■ EXERCISE DETAILS
Exactly reproduce each record listed below.

■ MATERIAL SHOWN
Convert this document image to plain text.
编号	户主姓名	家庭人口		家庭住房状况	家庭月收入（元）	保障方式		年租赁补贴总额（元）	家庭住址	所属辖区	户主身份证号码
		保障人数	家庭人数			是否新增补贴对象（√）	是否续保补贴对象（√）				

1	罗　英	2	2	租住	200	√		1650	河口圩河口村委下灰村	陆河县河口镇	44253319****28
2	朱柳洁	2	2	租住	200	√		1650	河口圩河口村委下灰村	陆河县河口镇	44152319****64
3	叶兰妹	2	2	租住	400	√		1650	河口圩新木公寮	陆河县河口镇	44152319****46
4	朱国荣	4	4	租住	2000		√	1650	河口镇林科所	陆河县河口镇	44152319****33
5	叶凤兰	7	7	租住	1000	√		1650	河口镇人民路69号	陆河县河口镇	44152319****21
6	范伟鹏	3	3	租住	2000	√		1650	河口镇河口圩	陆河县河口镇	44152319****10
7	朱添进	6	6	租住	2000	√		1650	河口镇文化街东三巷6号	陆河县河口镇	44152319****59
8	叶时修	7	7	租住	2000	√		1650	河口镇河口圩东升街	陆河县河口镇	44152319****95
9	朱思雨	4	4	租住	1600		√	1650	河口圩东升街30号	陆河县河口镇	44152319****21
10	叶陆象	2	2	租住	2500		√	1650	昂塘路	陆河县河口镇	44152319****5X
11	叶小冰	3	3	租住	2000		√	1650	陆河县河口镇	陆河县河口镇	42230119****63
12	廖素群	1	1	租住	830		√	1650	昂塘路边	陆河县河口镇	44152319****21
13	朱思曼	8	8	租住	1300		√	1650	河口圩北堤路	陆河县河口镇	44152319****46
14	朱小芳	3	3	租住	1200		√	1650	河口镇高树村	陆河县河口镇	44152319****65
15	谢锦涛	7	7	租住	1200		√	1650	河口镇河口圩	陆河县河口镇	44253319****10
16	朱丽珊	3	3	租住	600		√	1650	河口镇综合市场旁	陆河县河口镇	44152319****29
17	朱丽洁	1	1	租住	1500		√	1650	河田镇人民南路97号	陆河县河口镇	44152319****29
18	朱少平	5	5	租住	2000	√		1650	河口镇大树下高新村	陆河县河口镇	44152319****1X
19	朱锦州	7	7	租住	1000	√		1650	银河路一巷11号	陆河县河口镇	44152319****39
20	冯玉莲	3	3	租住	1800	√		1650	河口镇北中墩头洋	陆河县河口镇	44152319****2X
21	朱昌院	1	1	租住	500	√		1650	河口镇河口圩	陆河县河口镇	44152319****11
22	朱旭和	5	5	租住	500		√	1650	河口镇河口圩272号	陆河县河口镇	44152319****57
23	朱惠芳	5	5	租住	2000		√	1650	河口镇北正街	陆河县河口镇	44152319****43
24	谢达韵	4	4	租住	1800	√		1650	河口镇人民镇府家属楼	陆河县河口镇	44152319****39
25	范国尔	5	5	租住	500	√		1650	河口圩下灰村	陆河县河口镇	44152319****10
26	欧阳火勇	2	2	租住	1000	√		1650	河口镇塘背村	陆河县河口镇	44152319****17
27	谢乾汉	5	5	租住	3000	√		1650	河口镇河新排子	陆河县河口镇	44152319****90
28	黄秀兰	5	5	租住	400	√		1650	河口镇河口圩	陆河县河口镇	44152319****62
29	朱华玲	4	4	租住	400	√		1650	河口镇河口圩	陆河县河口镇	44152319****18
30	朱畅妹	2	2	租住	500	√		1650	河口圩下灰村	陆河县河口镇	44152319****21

■ EXERCISE SOLUTION
Convert this document image to plain text.
编号	户主姓名	家庭人口		家庭住房状况	家庭月收入（元）	保障方式		年租赁补贴总额（元）	家庭住址	所属辖区	户主身份证号码
		保障人数	家庭人数			是否新增补贴对象（√）	是否续保补贴对象（√）				

1	罗　英	2	2	租住	200	√		1650	河口圩河口村委下灰村	陆河县河口镇	44253319****28
2	朱柳洁	2	2	租住	200	√		1650	河口圩河口村委下灰村	陆河县河口镇	44152319****64
3	叶兰妹	2	2	租住	400	√		1650	河口圩新木公寮	陆河县河口镇	44152319****46
4	朱国荣	4	4	租住	2000		√	1650	河口镇林科所	陆河县河口镇	44152319****33
5	叶凤兰	7	7	租住	1000	√		1650	河口镇人民路69号	陆河县河口镇	44152319****21
6	范伟鹏	3	3	租住	2000	√		1650	河口镇河口圩	陆河县河口镇	44152319****10
7	朱添进	6	6	租住	2000	√		1650	河口镇文化街东三巷6号	陆河县河口镇	44152319****59
8	叶时修	7	7	租住	2000	√		1650	河口镇河口圩东升街	陆河县河口镇	44152319****95
9	朱思雨	4	4	租住	1600		√	1650	河口圩东升街30号	陆河县河口镇	44152319****21
10	叶陆象	2	2	租住	2500		√	1650	昂塘路	陆河县河口镇	44152319****5X
11	叶小冰	3	3	租住	2000		√	1650	陆河县河口镇	陆河县河口镇	42230119****63
12	廖素群	1	1	租住	830		√	1650	昂塘路边	陆河县河口镇	44152319****21
13	朱思曼	8	8	租住	1300		√	1650	河口圩北堤路	陆河县河口镇	44152319****46
14	朱小芳	3	3	租住	1200		√	1650	河口镇高树村	陆河县河口镇	44152319****65
15	谢锦涛	7	7	租住	1200		√	1650	河口镇河口圩	陆河县河口镇	44253319****10
16	朱丽珊	3	3	租住	600		√	1650	河口镇综合市场旁	陆河县河口镇	44152319****29
17	朱丽洁	1	1	租住	1500		√	1650	河田镇人民南路97号	陆河县河口镇	44152319****29
18	朱少平	5	5	租住	2000	√		1650	河口镇大树下高新村	陆河县河口镇	44152319****1X
19	朱锦州	7	7	租住	1000	√		1650	银河路一巷11号	陆河县河口镇	44152319****39
20	冯玉莲	3	3	租住	1800	√		1650	河口镇北中墩头洋	陆河县河口镇	44152319****2X
21	朱昌院	1	1	租住	500	√		1650	河口镇河口圩	陆河县河口镇	44152319****11
22	朱旭和	5	5	租住	500		√	1650	河口镇河口圩272号	陆河县河口镇	44152319****57
23	朱惠芳	5	5	租住	2000		√	1650	河口镇北正街	陆河县河口镇	44152319****43
24	谢达韵	4	4	租住	1800	√		1650	河口镇人民镇府家属楼	陆河县河口镇	44152319****39
25	范国尔	5	5	租住	500	√		1650	河口圩下灰村	陆河县河口镇	44152319****10
26	欧阳火勇	2	2	租住	1000	√		1650	河口镇塘背村	陆河县河口镇	44152319****17
27	谢乾汉	5	5	租住	3000	√		1650	河口镇河新排子	陆河县河口镇	44152319****90
28	黄秀兰	5	5	租住	400	√		1650	河口镇河口圩	陆河县河口镇	44152319****62
29	朱华玲	4	4	租住	400	√		1650	河口镇河口圩	陆河县河口镇	44152319****18
30	朱畅妹	2	2	租住	500	√		1650	河口圩下灰村	陆河县河口镇	44152319****21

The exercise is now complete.